* [WORK TO BE COMPLETED]: Set down each record below precisely, skipping the pictures.

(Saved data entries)
..........

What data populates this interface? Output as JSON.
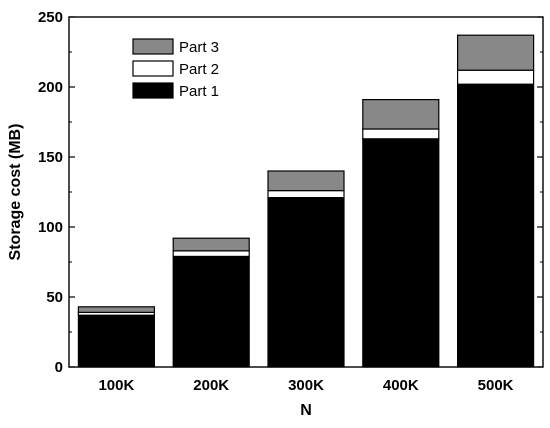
{
  "chart_data": {
    "type": "bar",
    "stacked": true,
    "categories": [
      "100K",
      "200K",
      "300K",
      "400K",
      "500K"
    ],
    "series": [
      {
        "name": "Part 1",
        "color": "#000000",
        "values": [
          37,
          79,
          121,
          163,
          202
        ]
      },
      {
        "name": "Part 2",
        "color": "#ffffff",
        "values": [
          2,
          4,
          5,
          7,
          10
        ]
      },
      {
        "name": "Part 3",
        "color": "#888888",
        "values": [
          4,
          9,
          14,
          21,
          25
        ]
      }
    ],
    "xlabel": "N",
    "ylabel": "Storage cost (MB)",
    "ylim": [
      0,
      250
    ],
    "yticks": [
      0,
      50,
      100,
      150,
      200,
      250
    ],
    "grid": false,
    "legend_position": "top-left",
    "legend_order": [
      "Part 3",
      "Part 2",
      "Part 1"
    ]
  }
}
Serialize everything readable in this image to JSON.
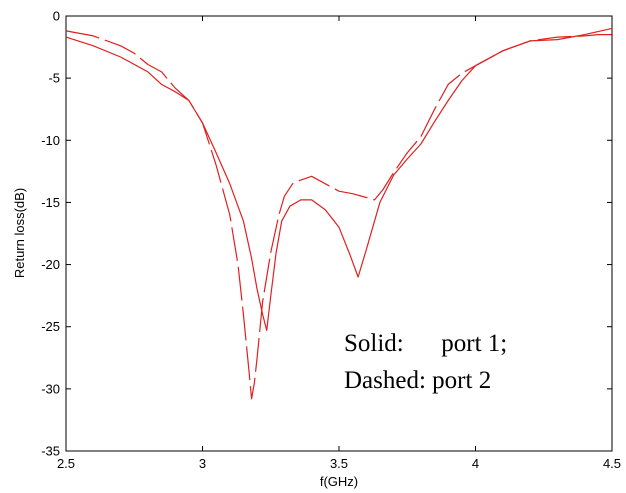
{
  "chart_data": {
    "type": "line",
    "title": "",
    "xlabel": "f(GHz)",
    "ylabel": "Return loss(dB)",
    "xlim": [
      2.5,
      4.5
    ],
    "ylim": [
      -35,
      0
    ],
    "xticks": [
      2.5,
      3,
      3.5,
      4,
      4.5
    ],
    "xtick_labels": [
      "2.5",
      "3",
      "3.5",
      "4",
      "4.5"
    ],
    "yticks": [
      0,
      -5,
      -10,
      -15,
      -20,
      -25,
      -30,
      -35
    ],
    "ytick_labels": [
      "0",
      "-5",
      "-10",
      "-15",
      "-20",
      "-25",
      "-30",
      "-35"
    ],
    "grid": false,
    "line_color": "#e02020",
    "annotations": [
      "Solid:      port 1;",
      "Dashed: port 2"
    ],
    "series": [
      {
        "style": "solid",
        "x": [
          2.5,
          2.6,
          2.7,
          2.8,
          2.85,
          2.9,
          2.95,
          3.0,
          3.05,
          3.1,
          3.15,
          3.18,
          3.2,
          3.22,
          3.235,
          3.25,
          3.27,
          3.29,
          3.32,
          3.36,
          3.4,
          3.45,
          3.5,
          3.54,
          3.57,
          3.6,
          3.65,
          3.7,
          3.75,
          3.8,
          3.85,
          3.9,
          3.95,
          4.0,
          4.1,
          4.2,
          4.3,
          4.4,
          4.5
        ],
        "y": [
          -1.7,
          -2.4,
          -3.3,
          -4.5,
          -5.5,
          -6.1,
          -6.8,
          -8.6,
          -11.0,
          -13.5,
          -16.5,
          -19.5,
          -22.0,
          -24.0,
          -25.3,
          -22.5,
          -19.0,
          -16.5,
          -15.3,
          -14.8,
          -14.8,
          -15.6,
          -17.0,
          -19.2,
          -21.0,
          -18.8,
          -15.0,
          -12.8,
          -11.5,
          -10.3,
          -8.5,
          -6.8,
          -5.2,
          -4.0,
          -2.8,
          -2.0,
          -1.9,
          -1.5,
          -1.0
        ]
      },
      {
        "style": "dashed",
        "x": [
          2.5,
          2.6,
          2.7,
          2.75,
          2.8,
          2.85,
          2.9,
          2.95,
          3.0,
          3.05,
          3.1,
          3.13,
          3.15,
          3.17,
          3.18,
          3.19,
          3.2,
          3.22,
          3.25,
          3.28,
          3.3,
          3.33,
          3.36,
          3.4,
          3.45,
          3.5,
          3.55,
          3.6,
          3.63,
          3.66,
          3.7,
          3.75,
          3.8,
          3.85,
          3.9,
          3.95,
          4.0,
          4.1,
          4.2,
          4.3,
          4.4,
          4.45,
          4.5
        ],
        "y": [
          -1.2,
          -1.6,
          -2.4,
          -3.0,
          -3.9,
          -4.5,
          -5.8,
          -6.8,
          -8.6,
          -12.0,
          -16.0,
          -20.0,
          -24.0,
          -28.5,
          -30.8,
          -29.5,
          -27.5,
          -23.0,
          -19.0,
          -16.0,
          -14.5,
          -13.5,
          -13.2,
          -12.9,
          -13.5,
          -14.1,
          -14.3,
          -14.6,
          -14.8,
          -14.0,
          -12.6,
          -11.0,
          -9.7,
          -7.5,
          -5.5,
          -4.6,
          -4.0,
          -2.8,
          -2.0,
          -1.7,
          -1.6,
          -1.5,
          -1.5
        ]
      }
    ]
  }
}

..........

* [SOLUTION TO THIS TASK]:
What data populates this interface? Output as JSON.
{
  "chart_data": {
    "type": "bar",
    "stacked": true,
    "categories": [
      "100K",
      "200K",
      "300K",
      "400K",
      "500K"
    ],
    "series": [
      {
        "name": "Part 1",
        "color": "#000000",
        "values": [
          37,
          79,
          121,
          163,
          202
        ]
      },
      {
        "name": "Part 2",
        "color": "#ffffff",
        "values": [
          2,
          4,
          5,
          7,
          10
        ]
      },
      {
        "name": "Part 3",
        "color": "#888888",
        "values": [
          4,
          9,
          14,
          21,
          25
        ]
      }
    ],
    "xlabel": "N",
    "ylabel": "Storage cost (MB)",
    "ylim": [
      0,
      250
    ],
    "yticks": [
      0,
      50,
      100,
      150,
      200,
      250
    ],
    "grid": false,
    "legend_position": "top-left",
    "legend_order": [
      "Part 3",
      "Part 2",
      "Part 1"
    ]
  }
}
Serialize everything readable in this image to JSON.
{
  "chart_data": {
    "type": "line",
    "title": "",
    "xlabel": "f(GHz)",
    "ylabel": "Return loss(dB)",
    "xlim": [
      2.5,
      4.5
    ],
    "ylim": [
      -35,
      0
    ],
    "xticks": [
      2.5,
      3,
      3.5,
      4,
      4.5
    ],
    "xtick_labels": [
      "2.5",
      "3",
      "3.5",
      "4",
      "4.5"
    ],
    "yticks": [
      0,
      -5,
      -10,
      -15,
      -20,
      -25,
      -30,
      -35
    ],
    "ytick_labels": [
      "0",
      "-5",
      "-10",
      "-15",
      "-20",
      "-25",
      "-30",
      "-35"
    ],
    "grid": false,
    "line_color": "#e02020",
    "annotations": [
      "Solid:      port 1;",
      "Dashed: port 2"
    ],
    "series": [
      {
        "style": "solid",
        "x": [
          2.5,
          2.6,
          2.7,
          2.8,
          2.85,
          2.9,
          2.95,
          3.0,
          3.05,
          3.1,
          3.15,
          3.18,
          3.2,
          3.22,
          3.235,
          3.25,
          3.27,
          3.29,
          3.32,
          3.36,
          3.4,
          3.45,
          3.5,
          3.54,
          3.57,
          3.6,
          3.65,
          3.7,
          3.75,
          3.8,
          3.85,
          3.9,
          3.95,
          4.0,
          4.1,
          4.2,
          4.3,
          4.4,
          4.5
        ],
        "y": [
          -1.7,
          -2.4,
          -3.3,
          -4.5,
          -5.5,
          -6.1,
          -6.8,
          -8.6,
          -11.0,
          -13.5,
          -16.5,
          -19.5,
          -22.0,
          -24.0,
          -25.3,
          -22.5,
          -19.0,
          -16.5,
          -15.3,
          -14.8,
          -14.8,
          -15.6,
          -17.0,
          -19.2,
          -21.0,
          -18.8,
          -15.0,
          -12.8,
          -11.5,
          -10.3,
          -8.5,
          -6.8,
          -5.2,
          -4.0,
          -2.8,
          -2.0,
          -1.9,
          -1.5,
          -1.0
        ]
      },
      {
        "style": "dashed",
        "x": [
          2.5,
          2.6,
          2.7,
          2.75,
          2.8,
          2.85,
          2.9,
          2.95,
          3.0,
          3.05,
          3.1,
          3.13,
          3.15,
          3.17,
          3.18,
          3.19,
          3.2,
          3.22,
          3.25,
          3.28,
          3.3,
          3.33,
          3.36,
          3.4,
          3.45,
          3.5,
          3.55,
          3.6,
          3.63,
          3.66,
          3.7,
          3.75,
          3.8,
          3.85,
          3.9,
          3.95,
          4.0,
          4.1,
          4.2,
          4.3,
          4.4,
          4.45,
          4.5
        ],
        "y": [
          -1.2,
          -1.6,
          -2.4,
          -3.0,
          -3.9,
          -4.5,
          -5.8,
          -6.8,
          -8.6,
          -12.0,
          -16.0,
          -20.0,
          -24.0,
          -28.5,
          -30.8,
          -29.5,
          -27.5,
          -23.0,
          -19.0,
          -16.0,
          -14.5,
          -13.5,
          -13.2,
          -12.9,
          -13.5,
          -14.1,
          -14.3,
          -14.6,
          -14.8,
          -14.0,
          -12.6,
          -11.0,
          -9.7,
          -7.5,
          -5.5,
          -4.6,
          -4.0,
          -2.8,
          -2.0,
          -1.7,
          -1.6,
          -1.5,
          -1.5
        ]
      }
    ]
  }
}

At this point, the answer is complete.